クリスチャンにとって住みやすい国は、現在の地球上には存在しません。
キリストを信じる者たちにとって本当に住みやすい国は、キリストが『王の王』として統治される『千年王国』だけです。だから『神の御国』を待ち望むのです。
異邦人のための使徒パウロだけでなく、テトスもペテロも『上に立つ権威に従うように』教えています。
テトス3:1ーあなたは彼らに注意を与えて、支配者たちと権威者たちに服従し、従順で、すべての良いわざを進んでする者とならせなさい。
1ペテロ2:13~15ー人の立てたすべての制度に、主のゆえに従いなさい。それが主権者である王であっても、
また、悪を行なう者を罰し、善を行なう者をほめるように王から遣わされた総督であっても、そうしなさい。
というのは、善を行なって、愚かな人々の無知の口を封じることは、神のみこころだからです。
1ペテロ2:17ーすべての人を敬いなさい。兄弟たちを愛し、神を恐れ、王を尊びなさい。
*すべての『権威』の背後には、神の許しがあるからです。
ローマ13:2ーしたがって、権威に逆らっている人は、神の定めにそむいているのです。そむいた人は自分の身にさばきを招きます。

----------------

§ 課題
上の権威への服従を説く文章から、「キリストを信じる者たちにとっ」から「督であっても、そうしなさい。」までを一字一句変えずにもう一度書き出してください。

§ 提示資料
----------------

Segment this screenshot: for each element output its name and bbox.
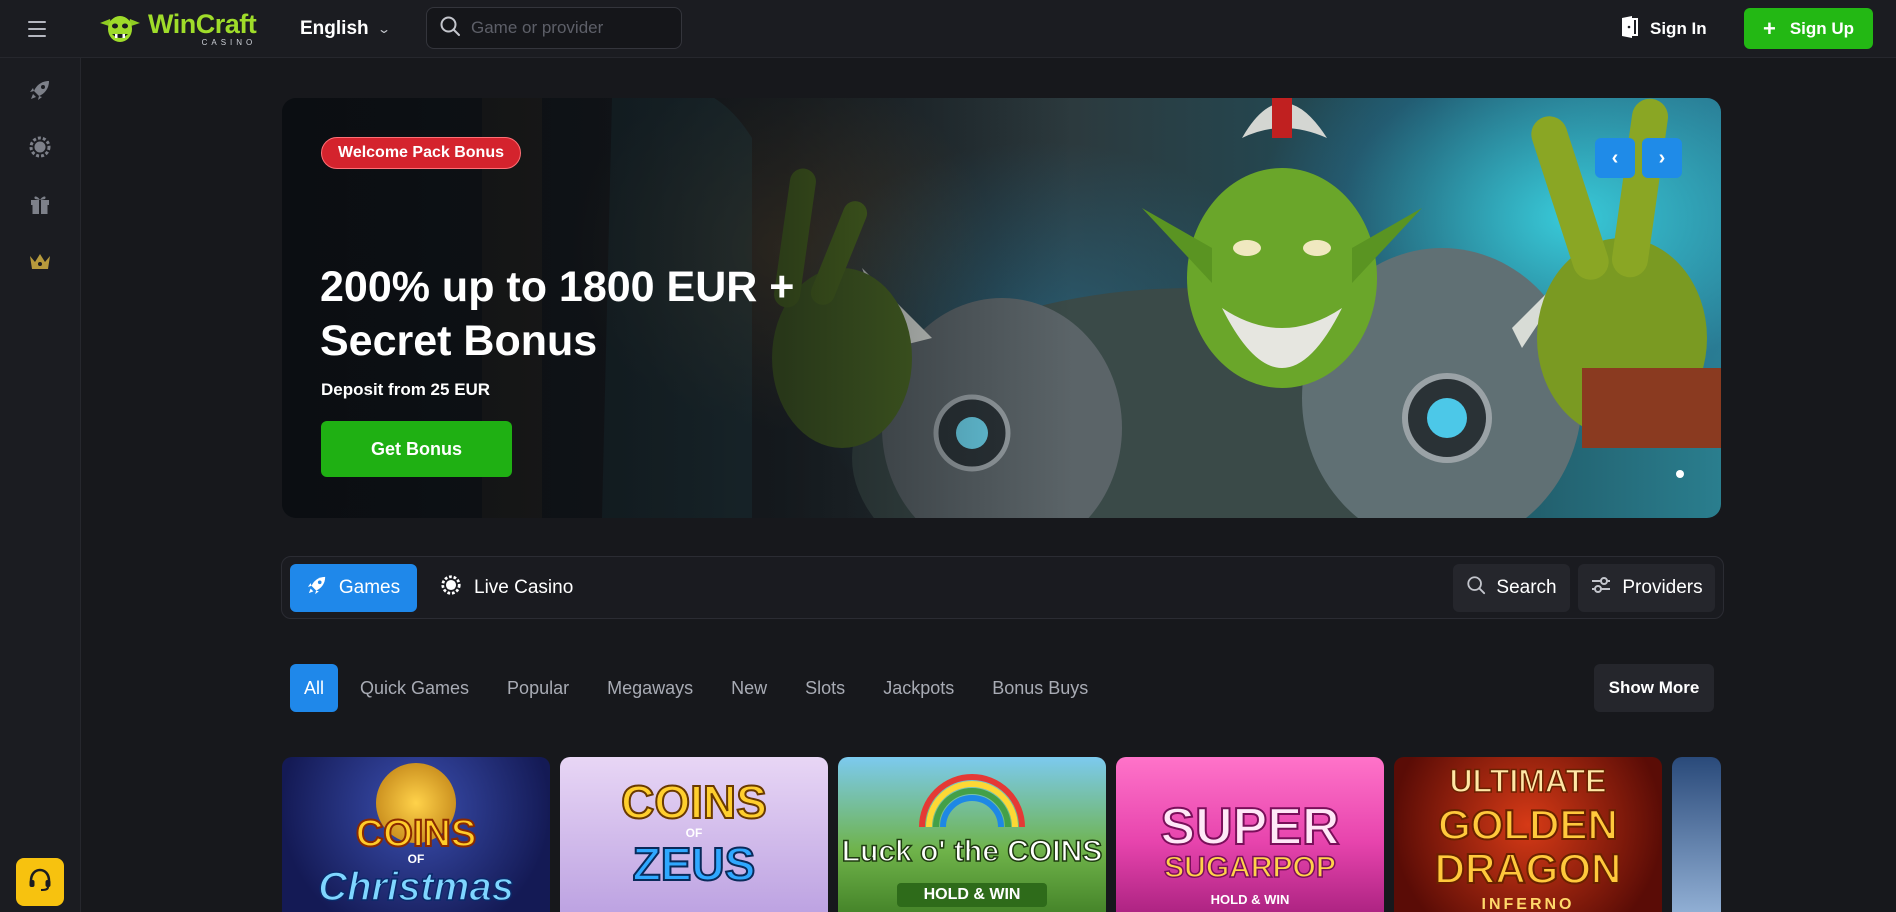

----------------

§ 模範解答
キリストを信じる者たちにとって本当に住みやすい国は、キリストが『王の王』として統治される『千年王国』だけです。だから『神の御国』を待ち望むのです。
異邦人のための使徒パウロだけでなく、テトスもペテロも『上に立つ権威に従うように』教えています。
テトス3:1ーあなたは彼らに注意を与えて、支配者たちと権威者たちに服従し、従順で、すべての良いわざを進んでする者とならせなさい。
1ペテロ2:13~15ー人の立てたすべての制度に、主のゆえに従いなさい。それが主権者である王であっても、
また、悪を行なう者を罰し、善を行なう者をほめるように王から遣わされた総督であっても、そうしなさい。